__Selected text__
And that's something that a client can do to manage the risk and make their make their yacht a better risk for the underwriter is, if you're going to be towing a tender there are a lot of things you can do to make it as safe as possible. But one of those things is not have such an expensive tender you're towing. Have a risk that maybe is a little bit more manageable in terms of value. But there are other technologies that you can that you can have on the towed tender. There are tracking systems that have bilge alarms that have tracking for GSM and GSS, which are the two types of global positioning satellites. One is synchronous with the earth, the other one moves around. So, what that means is you can you can track that tender anywhere on the globe. And the alarms that go off if you break the towing lead, if the bilge pumps go off, if you have a battery monitor that shows that your battery is reaching the end of its life or its power, that can give the captain a signal, "hey it's time to pull that boat in and check it out and stop towing it and make sure we're in a safe situation."
That's a claim that we're seeing more and more and we're imposing hard collectibles and more stringent underwriting requirements, such as these tracking systems that I mentioned.
Towed tenders where the center console boats with multiple outboard motors—triples and quads—are also a high theft risk in South Florida and the Caribbean. These boats are stolen with alarming regularity and used for drug trafficking, human trafficking, parts on the black market. And they're pretty easy to steal, they're quite fast. They are easy to disassemble. And they're hard, again as I said, to track. So, we're seeing a lot of these towed tender, or these center console claims with multiple outboards. And your clients may see very high deductibles, they may see high premiums associated with these risks. They might see requirements for a very, very diligent detailed, thorough plan on the safeguarding of the vessel, from a captain to a caretaker. But then also, these tracking systems that I mentioned which are becoming a requirement in able to insure these boats.
Because the deductibles that are applied for these types of risks are very high. We at times, and others in the marketplace, will impose a 25-percent or 50-percent theft deductible. So, for a boat that's you know 750 million dollars, a 50-percent deductible is real money. That's real skin-in-the-game for the client. So, it certainly behooves them to make sure that they take all the steps they reasonably can to make the risk as presentable as possible, including these tracking systems that we spoke to.
KC: Right. What are some other common types of losses that you've seen?
SB: Our most frequent loss is crew injury and groundings. So, we have a lot of a lot of large jobs with a lot of crew and these jobs are always, you know, launching tenders and recovering tenders, and playing water sports, and pulling in spinnakers. And, you know, it's a pretty active job, and like any active workplace there are there are common injuries that happen.

__Written exercise 1__
Duplicate the part of the yacht insurance passage starting at "Because the deductibles" and ending at "that you've seen?".
The passage on yacht insurance and the listing come from separate sources.

__Extracted entries__
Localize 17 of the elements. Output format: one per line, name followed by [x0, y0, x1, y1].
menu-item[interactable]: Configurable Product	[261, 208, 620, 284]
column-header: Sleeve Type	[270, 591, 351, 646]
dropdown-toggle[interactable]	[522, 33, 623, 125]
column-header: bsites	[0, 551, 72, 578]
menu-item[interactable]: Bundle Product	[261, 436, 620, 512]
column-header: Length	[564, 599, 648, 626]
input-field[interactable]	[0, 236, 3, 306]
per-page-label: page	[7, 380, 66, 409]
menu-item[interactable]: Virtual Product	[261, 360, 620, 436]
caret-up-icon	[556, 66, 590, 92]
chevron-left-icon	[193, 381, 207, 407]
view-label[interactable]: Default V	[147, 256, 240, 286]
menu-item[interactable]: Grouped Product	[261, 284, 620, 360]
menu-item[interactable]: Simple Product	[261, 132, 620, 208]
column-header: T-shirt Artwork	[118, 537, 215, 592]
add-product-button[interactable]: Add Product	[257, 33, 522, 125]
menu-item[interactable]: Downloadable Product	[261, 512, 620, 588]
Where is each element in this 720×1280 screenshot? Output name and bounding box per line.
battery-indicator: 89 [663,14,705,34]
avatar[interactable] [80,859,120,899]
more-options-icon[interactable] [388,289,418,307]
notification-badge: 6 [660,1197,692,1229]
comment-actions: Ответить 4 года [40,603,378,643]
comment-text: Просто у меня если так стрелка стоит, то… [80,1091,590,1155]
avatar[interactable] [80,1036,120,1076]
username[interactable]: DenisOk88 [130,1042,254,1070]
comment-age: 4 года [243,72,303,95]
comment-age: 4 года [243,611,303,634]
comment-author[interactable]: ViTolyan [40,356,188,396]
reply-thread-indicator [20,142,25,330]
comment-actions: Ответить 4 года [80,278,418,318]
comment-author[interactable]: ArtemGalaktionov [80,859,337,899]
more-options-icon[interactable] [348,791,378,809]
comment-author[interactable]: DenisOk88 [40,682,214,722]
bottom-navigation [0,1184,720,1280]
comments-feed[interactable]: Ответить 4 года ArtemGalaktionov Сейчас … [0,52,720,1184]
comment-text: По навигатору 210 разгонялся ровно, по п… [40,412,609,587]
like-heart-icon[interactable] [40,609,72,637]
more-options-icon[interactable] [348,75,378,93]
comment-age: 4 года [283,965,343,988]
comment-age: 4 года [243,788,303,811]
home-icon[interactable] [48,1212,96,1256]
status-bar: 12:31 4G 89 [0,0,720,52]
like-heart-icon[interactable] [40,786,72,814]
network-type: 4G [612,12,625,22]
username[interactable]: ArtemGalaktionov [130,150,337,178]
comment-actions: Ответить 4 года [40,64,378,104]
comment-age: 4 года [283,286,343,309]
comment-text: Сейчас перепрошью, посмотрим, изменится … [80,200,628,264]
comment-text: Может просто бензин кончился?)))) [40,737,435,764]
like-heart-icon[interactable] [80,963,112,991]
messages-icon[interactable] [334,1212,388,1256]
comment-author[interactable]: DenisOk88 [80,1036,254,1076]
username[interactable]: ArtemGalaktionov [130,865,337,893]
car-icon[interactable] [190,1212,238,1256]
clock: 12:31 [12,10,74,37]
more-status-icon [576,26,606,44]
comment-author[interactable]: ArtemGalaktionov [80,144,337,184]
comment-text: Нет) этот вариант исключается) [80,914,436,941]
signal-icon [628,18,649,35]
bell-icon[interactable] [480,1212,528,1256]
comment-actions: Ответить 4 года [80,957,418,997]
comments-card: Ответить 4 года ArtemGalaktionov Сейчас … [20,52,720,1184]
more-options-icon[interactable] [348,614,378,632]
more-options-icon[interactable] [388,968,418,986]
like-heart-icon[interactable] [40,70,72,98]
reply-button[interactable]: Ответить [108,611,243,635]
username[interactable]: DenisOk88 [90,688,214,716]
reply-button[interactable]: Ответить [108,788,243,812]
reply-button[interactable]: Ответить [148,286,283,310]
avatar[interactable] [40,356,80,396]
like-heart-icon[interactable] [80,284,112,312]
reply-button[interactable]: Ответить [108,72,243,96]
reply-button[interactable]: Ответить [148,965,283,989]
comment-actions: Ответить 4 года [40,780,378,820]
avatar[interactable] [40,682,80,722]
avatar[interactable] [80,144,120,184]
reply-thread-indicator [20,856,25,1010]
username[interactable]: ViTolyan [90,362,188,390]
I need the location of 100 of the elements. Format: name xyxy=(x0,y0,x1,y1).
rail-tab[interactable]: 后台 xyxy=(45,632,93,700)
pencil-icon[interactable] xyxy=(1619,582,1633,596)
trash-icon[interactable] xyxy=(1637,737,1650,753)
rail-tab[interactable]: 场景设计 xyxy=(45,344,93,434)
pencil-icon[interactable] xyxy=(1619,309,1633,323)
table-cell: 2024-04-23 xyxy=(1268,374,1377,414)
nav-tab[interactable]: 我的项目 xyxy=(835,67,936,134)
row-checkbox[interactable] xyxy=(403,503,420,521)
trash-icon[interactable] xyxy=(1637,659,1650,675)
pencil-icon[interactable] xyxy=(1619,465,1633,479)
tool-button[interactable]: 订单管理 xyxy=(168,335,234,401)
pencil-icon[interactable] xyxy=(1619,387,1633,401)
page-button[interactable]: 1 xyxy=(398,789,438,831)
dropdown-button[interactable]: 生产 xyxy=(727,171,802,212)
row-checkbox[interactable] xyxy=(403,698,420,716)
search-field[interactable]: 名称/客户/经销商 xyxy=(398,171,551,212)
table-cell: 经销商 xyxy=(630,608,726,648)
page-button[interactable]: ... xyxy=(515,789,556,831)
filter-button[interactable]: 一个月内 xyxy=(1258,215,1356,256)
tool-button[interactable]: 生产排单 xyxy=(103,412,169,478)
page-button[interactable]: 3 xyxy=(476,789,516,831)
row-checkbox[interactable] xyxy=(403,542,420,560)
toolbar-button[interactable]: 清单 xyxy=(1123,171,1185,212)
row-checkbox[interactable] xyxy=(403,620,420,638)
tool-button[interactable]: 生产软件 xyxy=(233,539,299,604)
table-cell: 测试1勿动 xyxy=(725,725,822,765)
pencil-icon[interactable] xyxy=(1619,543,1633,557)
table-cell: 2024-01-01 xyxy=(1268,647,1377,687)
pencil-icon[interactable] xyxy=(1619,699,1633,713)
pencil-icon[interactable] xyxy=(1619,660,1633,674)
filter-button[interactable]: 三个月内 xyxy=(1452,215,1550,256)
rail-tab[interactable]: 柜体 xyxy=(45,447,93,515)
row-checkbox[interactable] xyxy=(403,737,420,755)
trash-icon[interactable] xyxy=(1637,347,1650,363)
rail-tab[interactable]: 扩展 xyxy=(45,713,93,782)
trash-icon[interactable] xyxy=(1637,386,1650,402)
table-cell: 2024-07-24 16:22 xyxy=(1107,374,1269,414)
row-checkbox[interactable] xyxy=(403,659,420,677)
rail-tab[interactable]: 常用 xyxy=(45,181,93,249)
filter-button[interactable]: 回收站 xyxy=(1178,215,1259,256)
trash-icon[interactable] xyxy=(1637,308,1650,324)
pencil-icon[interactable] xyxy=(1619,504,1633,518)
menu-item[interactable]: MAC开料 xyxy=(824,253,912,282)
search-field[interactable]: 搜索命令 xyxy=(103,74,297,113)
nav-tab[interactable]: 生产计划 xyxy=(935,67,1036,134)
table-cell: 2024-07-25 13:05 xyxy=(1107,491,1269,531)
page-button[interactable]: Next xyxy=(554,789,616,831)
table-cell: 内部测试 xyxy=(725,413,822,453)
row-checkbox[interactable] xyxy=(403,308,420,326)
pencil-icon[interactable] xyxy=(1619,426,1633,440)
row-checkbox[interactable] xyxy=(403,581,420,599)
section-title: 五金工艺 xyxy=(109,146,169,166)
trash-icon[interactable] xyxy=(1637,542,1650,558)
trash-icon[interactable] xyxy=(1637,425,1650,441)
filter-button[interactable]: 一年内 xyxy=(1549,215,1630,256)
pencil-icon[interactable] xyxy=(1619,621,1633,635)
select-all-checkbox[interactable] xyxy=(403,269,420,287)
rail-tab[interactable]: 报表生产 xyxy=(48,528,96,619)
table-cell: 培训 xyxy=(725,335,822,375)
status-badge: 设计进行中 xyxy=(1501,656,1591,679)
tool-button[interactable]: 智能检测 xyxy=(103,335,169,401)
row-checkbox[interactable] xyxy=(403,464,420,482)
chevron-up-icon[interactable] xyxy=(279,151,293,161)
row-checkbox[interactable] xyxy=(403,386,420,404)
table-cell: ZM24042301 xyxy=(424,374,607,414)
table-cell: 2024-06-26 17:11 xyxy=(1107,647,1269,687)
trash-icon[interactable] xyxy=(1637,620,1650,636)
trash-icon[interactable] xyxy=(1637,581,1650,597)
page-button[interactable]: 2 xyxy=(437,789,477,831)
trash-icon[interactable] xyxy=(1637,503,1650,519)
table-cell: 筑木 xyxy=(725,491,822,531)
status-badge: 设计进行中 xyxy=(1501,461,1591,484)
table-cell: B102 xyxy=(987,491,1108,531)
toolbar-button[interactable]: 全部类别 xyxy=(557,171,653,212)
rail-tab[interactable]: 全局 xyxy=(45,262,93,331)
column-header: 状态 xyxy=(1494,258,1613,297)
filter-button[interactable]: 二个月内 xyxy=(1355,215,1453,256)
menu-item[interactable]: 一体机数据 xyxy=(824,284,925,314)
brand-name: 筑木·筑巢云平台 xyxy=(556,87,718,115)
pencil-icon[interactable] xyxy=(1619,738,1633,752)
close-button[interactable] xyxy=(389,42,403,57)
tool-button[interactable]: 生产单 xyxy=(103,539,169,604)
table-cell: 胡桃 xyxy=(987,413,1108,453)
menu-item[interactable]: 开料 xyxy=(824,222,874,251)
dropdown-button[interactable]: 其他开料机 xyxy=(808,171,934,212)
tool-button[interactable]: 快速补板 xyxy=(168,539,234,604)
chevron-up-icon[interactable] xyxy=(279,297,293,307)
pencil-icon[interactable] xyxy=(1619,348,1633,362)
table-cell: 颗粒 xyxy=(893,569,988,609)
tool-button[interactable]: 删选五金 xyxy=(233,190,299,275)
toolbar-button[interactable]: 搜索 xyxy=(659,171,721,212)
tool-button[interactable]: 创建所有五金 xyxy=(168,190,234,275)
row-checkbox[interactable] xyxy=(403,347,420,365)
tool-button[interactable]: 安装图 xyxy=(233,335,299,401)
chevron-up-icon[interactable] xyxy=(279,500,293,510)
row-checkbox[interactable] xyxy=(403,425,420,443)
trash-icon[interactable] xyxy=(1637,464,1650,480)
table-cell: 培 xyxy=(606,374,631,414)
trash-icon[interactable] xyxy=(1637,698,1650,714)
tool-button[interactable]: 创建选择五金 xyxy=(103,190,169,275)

__Written exercise 2__
Rewrite the listing starting at its first line and ending at the line containing "comment-age: 4 года [283,965,343,988]", renaming "more-options-icon" to "overflow-menu-icon" and leaving everything else unchanged.

__Correct answer 1__
Because the deductibles that are applied for these types of risks are very high. We at times, and others in the marketplace, will impose a 25-percent or 50-percent theft deductible. So, for a boat that's you know 750 million dollars, a 50-percent deductible is real money. That's real skin-in-the-game for the client. So, it certainly behooves them to make sure that they take all the steps they reasonably can to make the risk as presentable as possible, including these tracking systems that we spoke to.
KC: Right. What are some other common types of losses that you've seen?

__Correct answer 2__
Localize 17 of the elements. Output format: one per line, name followed by [x0, y0, x1, y1].
menu-item[interactable]: Configurable Product	[261, 208, 620, 284]
column-header: Sleeve Type	[270, 591, 351, 646]
dropdown-toggle[interactable]	[522, 33, 623, 125]
column-header: bsites	[0, 551, 72, 578]
menu-item[interactable]: Bundle Product	[261, 436, 620, 512]
column-header: Length	[564, 599, 648, 626]
input-field[interactable]	[0, 236, 3, 306]
per-page-label: page	[7, 380, 66, 409]
menu-item[interactable]: Virtual Product	[261, 360, 620, 436]
caret-up-icon	[556, 66, 590, 92]
chevron-left-icon	[193, 381, 207, 407]
view-label[interactable]: Default V	[147, 256, 240, 286]
menu-item[interactable]: Grouped Product	[261, 284, 620, 360]
menu-item[interactable]: Simple Product	[261, 132, 620, 208]
column-header: T-shirt Artwork	[118, 537, 215, 592]
add-product-button[interactable]: Add Product	[257, 33, 522, 125]
menu-item[interactable]: Downloadable Product	[261, 512, 620, 588]
Where is each element in this 720×1280 screenshot? Output name and bounding box per line.
battery-indicator: 89 [663,14,705,34]
avatar[interactable] [80,859,120,899]
overflow-menu-icon[interactable] [388,289,418,307]
notification-badge: 6 [660,1197,692,1229]
comment-actions: Ответить 4 года [40,603,378,643]
comment-text: Просто у меня если так стрелка стоит, то… [80,1091,590,1155]
avatar[interactable] [80,1036,120,1076]
username[interactable]: DenisOk88 [130,1042,254,1070]
comment-age: 4 года [243,72,303,95]
comment-age: 4 года [243,611,303,634]
comment-author[interactable]: ViTolyan [40,356,188,396]
reply-thread-indicator [20,142,25,330]
comment-actions: Ответить 4 года [80,278,418,318]
comment-author[interactable]: ArtemGalaktionov [80,859,337,899]
overflow-menu-icon[interactable] [348,791,378,809]
comment-author[interactable]: DenisOk88 [40,682,214,722]
bottom-navigation [0,1184,720,1280]
comments-feed[interactable]: Ответить 4 года ArtemGalaktionov Сейчас … [0,52,720,1184]
comment-text: По навигатору 210 разгонялся ровно, по п… [40,412,609,587]
like-heart-icon[interactable] [40,609,72,637]
overflow-menu-icon[interactable] [348,75,378,93]
comment-age: 4 года [283,965,343,988]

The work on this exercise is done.